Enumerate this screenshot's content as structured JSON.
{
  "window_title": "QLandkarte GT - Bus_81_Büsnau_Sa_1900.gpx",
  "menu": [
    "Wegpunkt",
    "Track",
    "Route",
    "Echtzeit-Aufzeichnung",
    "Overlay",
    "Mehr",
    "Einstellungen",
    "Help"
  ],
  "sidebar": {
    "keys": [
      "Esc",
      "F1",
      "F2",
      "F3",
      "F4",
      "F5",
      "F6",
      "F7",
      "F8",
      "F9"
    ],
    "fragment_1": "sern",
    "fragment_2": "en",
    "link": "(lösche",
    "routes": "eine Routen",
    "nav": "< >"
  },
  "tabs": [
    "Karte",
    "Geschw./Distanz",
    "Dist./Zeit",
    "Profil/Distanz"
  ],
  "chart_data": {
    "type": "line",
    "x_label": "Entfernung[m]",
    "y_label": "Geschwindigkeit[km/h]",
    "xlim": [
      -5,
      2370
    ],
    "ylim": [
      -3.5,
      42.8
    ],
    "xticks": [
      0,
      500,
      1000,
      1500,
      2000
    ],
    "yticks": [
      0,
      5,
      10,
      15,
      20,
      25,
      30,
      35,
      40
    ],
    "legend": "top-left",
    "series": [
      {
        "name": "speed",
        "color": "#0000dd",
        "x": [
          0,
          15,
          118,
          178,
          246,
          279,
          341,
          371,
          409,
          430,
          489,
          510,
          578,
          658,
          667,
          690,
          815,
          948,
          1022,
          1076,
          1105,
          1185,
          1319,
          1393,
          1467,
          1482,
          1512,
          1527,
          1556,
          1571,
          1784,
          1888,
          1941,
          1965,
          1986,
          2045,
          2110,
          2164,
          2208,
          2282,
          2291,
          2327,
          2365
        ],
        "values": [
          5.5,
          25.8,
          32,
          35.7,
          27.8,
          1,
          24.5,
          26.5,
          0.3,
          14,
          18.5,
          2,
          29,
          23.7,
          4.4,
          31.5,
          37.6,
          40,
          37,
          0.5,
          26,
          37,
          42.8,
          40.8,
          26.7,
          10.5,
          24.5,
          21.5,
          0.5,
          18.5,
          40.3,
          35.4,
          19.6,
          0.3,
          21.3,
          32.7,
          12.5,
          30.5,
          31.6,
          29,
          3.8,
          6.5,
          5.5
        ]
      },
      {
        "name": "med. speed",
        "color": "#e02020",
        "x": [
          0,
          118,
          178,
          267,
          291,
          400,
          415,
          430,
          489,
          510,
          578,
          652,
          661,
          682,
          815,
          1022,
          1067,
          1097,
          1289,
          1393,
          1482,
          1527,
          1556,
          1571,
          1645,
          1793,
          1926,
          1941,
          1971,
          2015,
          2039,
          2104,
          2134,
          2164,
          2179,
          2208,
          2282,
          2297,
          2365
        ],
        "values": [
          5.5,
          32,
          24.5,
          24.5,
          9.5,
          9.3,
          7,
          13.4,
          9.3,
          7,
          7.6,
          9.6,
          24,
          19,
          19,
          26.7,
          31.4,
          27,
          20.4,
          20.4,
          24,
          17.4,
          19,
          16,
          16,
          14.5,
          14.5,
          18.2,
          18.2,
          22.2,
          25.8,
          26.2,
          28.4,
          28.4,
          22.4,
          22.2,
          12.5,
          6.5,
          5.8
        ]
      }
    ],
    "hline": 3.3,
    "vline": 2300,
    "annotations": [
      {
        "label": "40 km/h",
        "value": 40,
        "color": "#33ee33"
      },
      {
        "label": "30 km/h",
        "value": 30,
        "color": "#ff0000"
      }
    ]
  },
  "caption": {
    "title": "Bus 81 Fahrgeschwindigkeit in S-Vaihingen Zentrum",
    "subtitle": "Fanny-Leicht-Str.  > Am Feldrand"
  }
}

——————

| Stated problem |
Type out the whole listing above again, exactly as it stands.

| Final answer |
Enumerate this screenshot's content as structured JSON.
{
  "window_title": "QLandkarte GT - Bus_81_Büsnau_Sa_1900.gpx",
  "menu": [
    "Wegpunkt",
    "Track",
    "Route",
    "Echtzeit-Aufzeichnung",
    "Overlay",
    "Mehr",
    "Einstellungen",
    "Help"
  ],
  "sidebar": {
    "keys": [
      "Esc",
      "F1",
      "F2",
      "F3",
      "F4",
      "F5",
      "F6",
      "F7",
      "F8",
      "F9"
    ],
    "fragment_1": "sern",
    "fragment_2": "en",
    "link": "(lösche",
    "routes": "eine Routen",
    "nav": "< >"
  },
  "tabs": [
    "Karte",
    "Geschw./Distanz",
    "Dist./Zeit",
    "Profil/Distanz"
  ],
  "chart_data": {
    "type": "line",
    "x_label": "Entfernung[m]",
    "y_label": "Geschwindigkeit[km/h]",
    "xlim": [
      -5,
      2370
    ],
    "ylim": [
      -3.5,
      42.8
    ],
    "xticks": [
      0,
      500,
      1000,
      1500,
      2000
    ],
    "yticks": [
      0,
      5,
      10,
      15,
      20,
      25,
      30,
      35,
      40
    ],
    "legend": "top-left",
    "series": [
      {
        "name": "speed",
        "color": "#0000dd",
        "x": [
          0,
          15,
          118,
          178,
          246,
          279,
          341,
          371,
          409,
          430,
          489,
          510,
          578,
          658,
          667,
          690,
          815,
          948,
          1022,
          1076,
          1105,
          1185,
          1319,
          1393,
          1467,
          1482,
          1512,
          1527,
          1556,
          1571,
          1784,
          1888,
          1941,
          1965,
          1986,
          2045,
          2110,
          2164,
          2208,
          2282,
          2291,
          2327,
          2365
        ],
        "values": [
          5.5,
          25.8,
          32,
          35.7,
          27.8,
          1,
          24.5,
          26.5,
          0.3,
          14,
          18.5,
          2,
          29,
          23.7,
          4.4,
          31.5,
          37.6,
          40,
          37,
          0.5,
          26,
          37,
          42.8,
          40.8,
          26.7,
          10.5,
          24.5,
          21.5,
          0.5,
          18.5,
          40.3,
          35.4,
          19.6,
          0.3,
          21.3,
          32.7,
          12.5,
          30.5,
          31.6,
          29,
          3.8,
          6.5,
          5.5
        ]
      },
      {
        "name": "med. speed",
        "color": "#e02020",
        "x": [
          0,
          118,
          178,
          267,
          291,
          400,
          415,
          430,
          489,
          510,
          578,
          652,
          661,
          682,
          815,
          1022,
          1067,
          1097,
          1289,
          1393,
          1482,
          1527,
          1556,
          1571,
          1645,
          1793,
          1926,
          1941,
          1971,
          2015,
          2039,
          2104,
          2134,
          2164,
          2179,
          2208,
          2282,
          2297,
          2365
        ],
        "values": [
          5.5,
          32,
          24.5,
          24.5,
          9.5,
          9.3,
          7,
          13.4,
          9.3,
          7,
          7.6,
          9.6,
          24,
          19,
          19,
          26.7,
          31.4,
          27,
          20.4,
          20.4,
          24,
          17.4,
          19,
          16,
          16,
          14.5,
          14.5,
          18.2,
          18.2,
          22.2,
          25.8,
          26.2,
          28.4,
          28.4,
          22.4,
          22.2,
          12.5,
          6.5,
          5.8
        ]
      }
    ],
    "hline": 3.3,
    "vline": 2300,
    "annotations": [
      {
        "label": "40 km/h",
        "value": 40,
        "color": "#33ee33"
      },
      {
        "label": "30 km/h",
        "value": 30,
        "color": "#ff0000"
      }
    ]
  },
  "caption": {
    "title": "Bus 81 Fahrgeschwindigkeit in S-Vaihingen Zentrum",
    "subtitle": "Fanny-Leicht-Str.  > Am Feldrand"
  }
}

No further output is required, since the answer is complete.